* **WORK TO COMPLETE**
Keep the pictures out of the copy and print all the entries below exactly.

Start of ROWS

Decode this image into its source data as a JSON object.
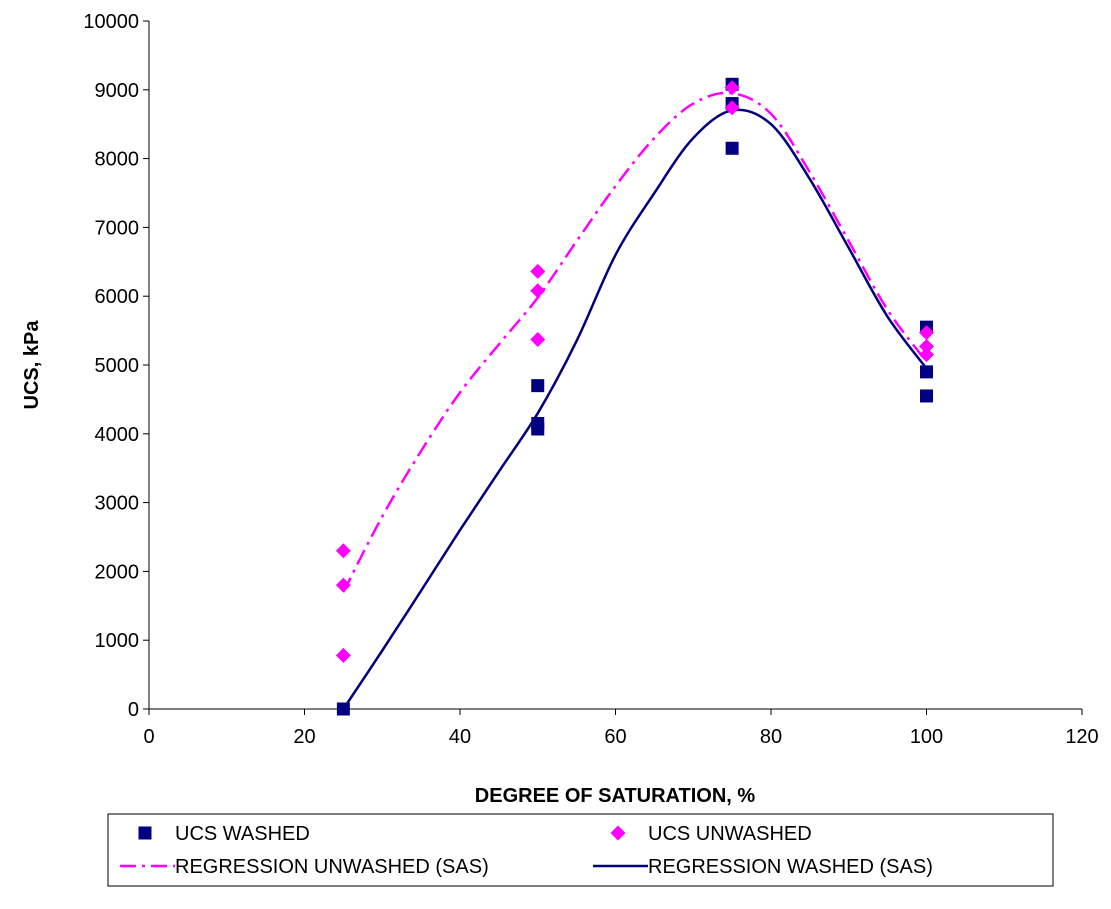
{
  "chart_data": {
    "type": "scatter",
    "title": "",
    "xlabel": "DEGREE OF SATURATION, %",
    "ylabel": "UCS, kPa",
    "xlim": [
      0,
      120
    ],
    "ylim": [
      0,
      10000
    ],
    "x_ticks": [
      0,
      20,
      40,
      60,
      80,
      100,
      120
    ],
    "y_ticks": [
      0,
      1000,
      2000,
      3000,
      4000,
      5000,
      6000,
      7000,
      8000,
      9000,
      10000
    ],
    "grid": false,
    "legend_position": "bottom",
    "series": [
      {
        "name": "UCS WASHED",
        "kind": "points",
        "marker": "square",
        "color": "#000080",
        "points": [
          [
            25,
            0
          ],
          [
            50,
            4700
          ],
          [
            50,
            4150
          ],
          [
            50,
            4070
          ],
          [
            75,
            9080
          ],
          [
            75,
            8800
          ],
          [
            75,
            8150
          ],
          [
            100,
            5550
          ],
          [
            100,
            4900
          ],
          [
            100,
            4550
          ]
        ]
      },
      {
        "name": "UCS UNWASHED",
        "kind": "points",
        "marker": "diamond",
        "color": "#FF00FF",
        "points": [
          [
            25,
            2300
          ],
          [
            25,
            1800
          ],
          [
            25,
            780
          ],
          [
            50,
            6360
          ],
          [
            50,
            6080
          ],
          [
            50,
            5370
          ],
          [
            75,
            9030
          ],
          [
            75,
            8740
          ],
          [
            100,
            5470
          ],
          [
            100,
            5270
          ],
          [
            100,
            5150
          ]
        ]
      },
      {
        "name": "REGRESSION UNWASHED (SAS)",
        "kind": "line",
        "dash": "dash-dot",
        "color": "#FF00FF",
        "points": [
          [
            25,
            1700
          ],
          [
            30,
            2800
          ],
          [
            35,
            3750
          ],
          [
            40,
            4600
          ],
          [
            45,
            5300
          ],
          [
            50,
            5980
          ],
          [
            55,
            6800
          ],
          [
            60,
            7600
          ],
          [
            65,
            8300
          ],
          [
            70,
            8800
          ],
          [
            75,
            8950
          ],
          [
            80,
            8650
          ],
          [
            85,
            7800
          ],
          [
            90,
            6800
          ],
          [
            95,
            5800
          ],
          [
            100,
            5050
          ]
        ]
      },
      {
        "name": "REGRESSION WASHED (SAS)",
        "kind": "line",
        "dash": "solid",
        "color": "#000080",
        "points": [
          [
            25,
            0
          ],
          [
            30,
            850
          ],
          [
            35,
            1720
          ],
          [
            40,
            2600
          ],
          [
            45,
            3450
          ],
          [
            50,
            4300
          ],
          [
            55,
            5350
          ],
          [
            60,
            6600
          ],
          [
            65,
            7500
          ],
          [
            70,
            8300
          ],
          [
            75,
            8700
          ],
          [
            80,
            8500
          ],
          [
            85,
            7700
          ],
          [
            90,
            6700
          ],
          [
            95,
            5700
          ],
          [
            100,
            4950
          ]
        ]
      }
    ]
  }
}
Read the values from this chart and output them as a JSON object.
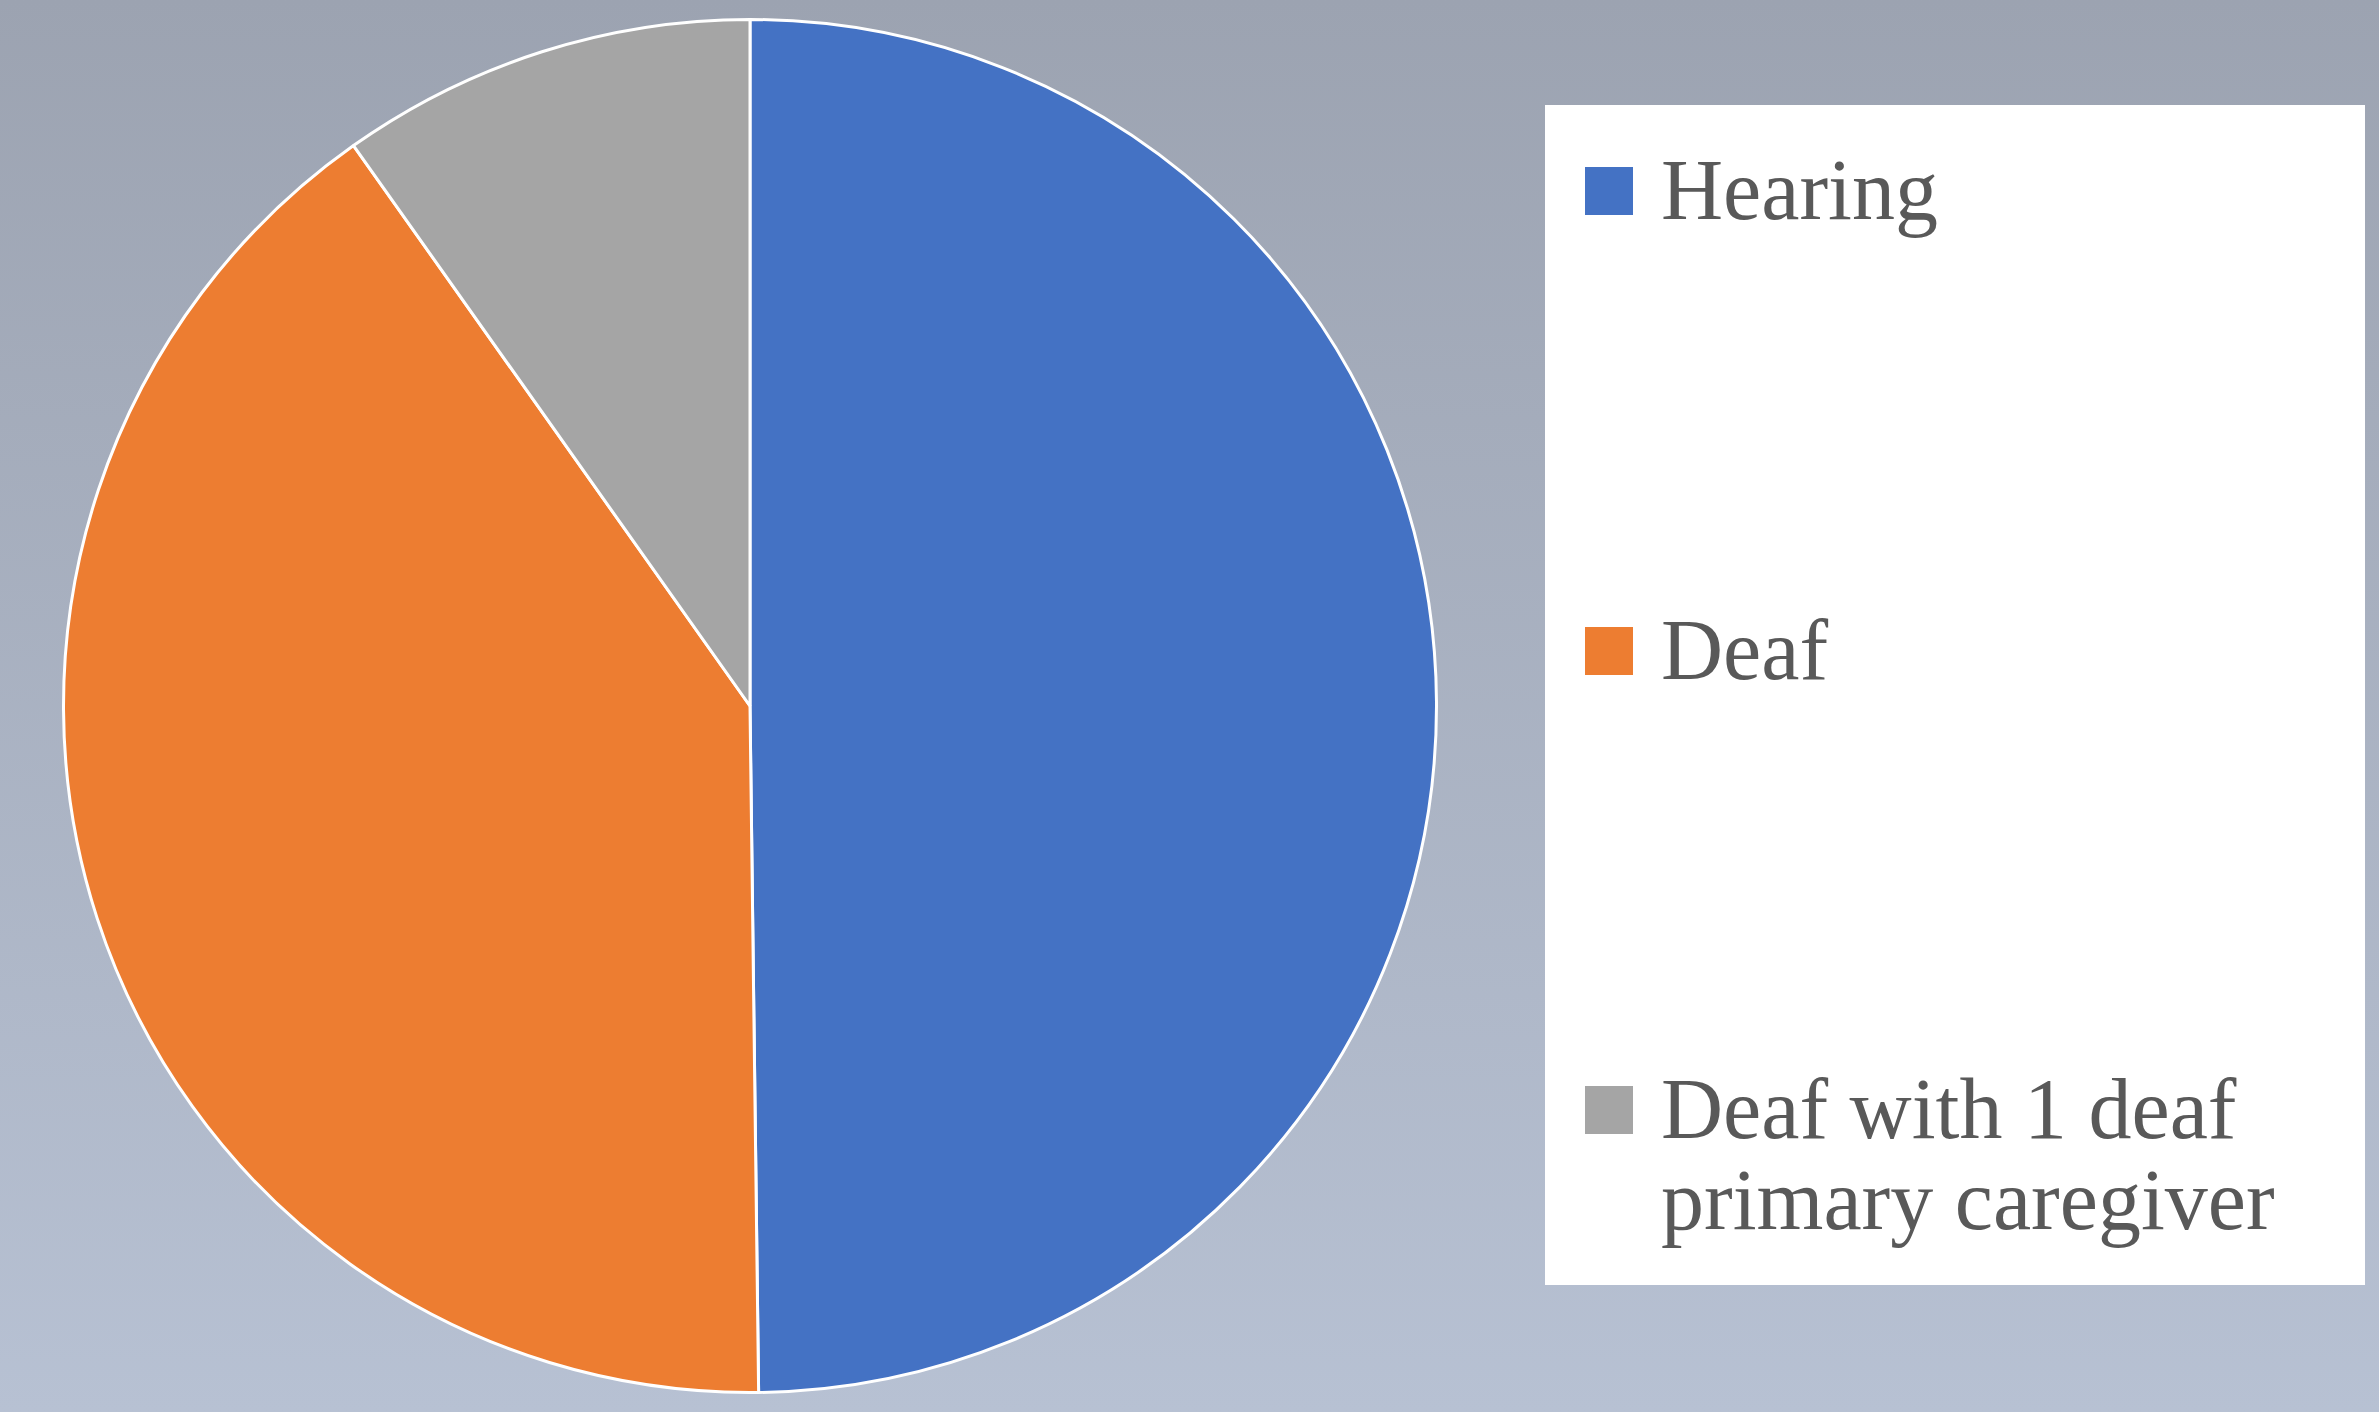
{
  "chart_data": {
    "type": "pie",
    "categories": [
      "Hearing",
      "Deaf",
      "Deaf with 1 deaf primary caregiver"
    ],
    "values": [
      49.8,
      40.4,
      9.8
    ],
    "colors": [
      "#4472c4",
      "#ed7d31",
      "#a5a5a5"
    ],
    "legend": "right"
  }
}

End of ROWS

* **WRITTEN REPLY**
Decode this image into its source data as a JSON object.
{
  "chart_data": {
    "type": "scatter",
    "title": "",
    "xlabel": "DEGREE OF SATURATION, %",
    "ylabel": "UCS, kPa",
    "xlim": [
      0,
      120
    ],
    "ylim": [
      0,
      10000
    ],
    "x_ticks": [
      0,
      20,
      40,
      60,
      80,
      100,
      120
    ],
    "y_ticks": [
      0,
      1000,
      2000,
      3000,
      4000,
      5000,
      6000,
      7000,
      8000,
      9000,
      10000
    ],
    "grid": false,
    "legend_position": "bottom",
    "series": [
      {
        "name": "UCS WASHED",
        "kind": "points",
        "marker": "square",
        "color": "#000080",
        "points": [
          [
            25,
            0
          ],
          [
            50,
            4700
          ],
          [
            50,
            4150
          ],
          [
            50,
            4070
          ],
          [
            75,
            9080
          ],
          [
            75,
            8800
          ],
          [
            75,
            8150
          ],
          [
            100,
            5550
          ],
          [
            100,
            4900
          ],
          [
            100,
            4550
          ]
        ]
      },
      {
        "name": "UCS UNWASHED",
        "kind": "points",
        "marker": "diamond",
        "color": "#FF00FF",
        "points": [
          [
            25,
            2300
          ],
          [
            25,
            1800
          ],
          [
            25,
            780
          ],
          [
            50,
            6360
          ],
          [
            50,
            6080
          ],
          [
            50,
            5370
          ],
          [
            75,
            9030
          ],
          [
            75,
            8740
          ],
          [
            100,
            5470
          ],
          [
            100,
            5270
          ],
          [
            100,
            5150
          ]
        ]
      },
      {
        "name": "REGRESSION UNWASHED (SAS)",
        "kind": "line",
        "dash": "dash-dot",
        "color": "#FF00FF",
        "points": [
          [
            25,
            1700
          ],
          [
            30,
            2800
          ],
          [
            35,
            3750
          ],
          [
            40,
            4600
          ],
          [
            45,
            5300
          ],
          [
            50,
            5980
          ],
          [
            55,
            6800
          ],
          [
            60,
            7600
          ],
          [
            65,
            8300
          ],
          [
            70,
            8800
          ],
          [
            75,
            8950
          ],
          [
            80,
            8650
          ],
          [
            85,
            7800
          ],
          [
            90,
            6800
          ],
          [
            95,
            5800
          ],
          [
            100,
            5050
          ]
        ]
      },
      {
        "name": "REGRESSION WASHED (SAS)",
        "kind": "line",
        "dash": "solid",
        "color": "#000080",
        "points": [
          [
            25,
            0
          ],
          [
            30,
            850
          ],
          [
            35,
            1720
          ],
          [
            40,
            2600
          ],
          [
            45,
            3450
          ],
          [
            50,
            4300
          ],
          [
            55,
            5350
          ],
          [
            60,
            6600
          ],
          [
            65,
            7500
          ],
          [
            70,
            8300
          ],
          [
            75,
            8700
          ],
          [
            80,
            8500
          ],
          [
            85,
            7700
          ],
          [
            90,
            6700
          ],
          [
            95,
            5700
          ],
          [
            100,
            4950
          ]
        ]
      }
    ]
  }
}
Read the values from this chart and output them as a JSON object.
{
  "chart_data": {
    "type": "pie",
    "categories": [
      "Hearing",
      "Deaf",
      "Deaf with 1 deaf primary caregiver"
    ],
    "values": [
      49.8,
      40.4,
      9.8
    ],
    "colors": [
      "#4472c4",
      "#ed7d31",
      "#a5a5a5"
    ],
    "legend": "right"
  }
}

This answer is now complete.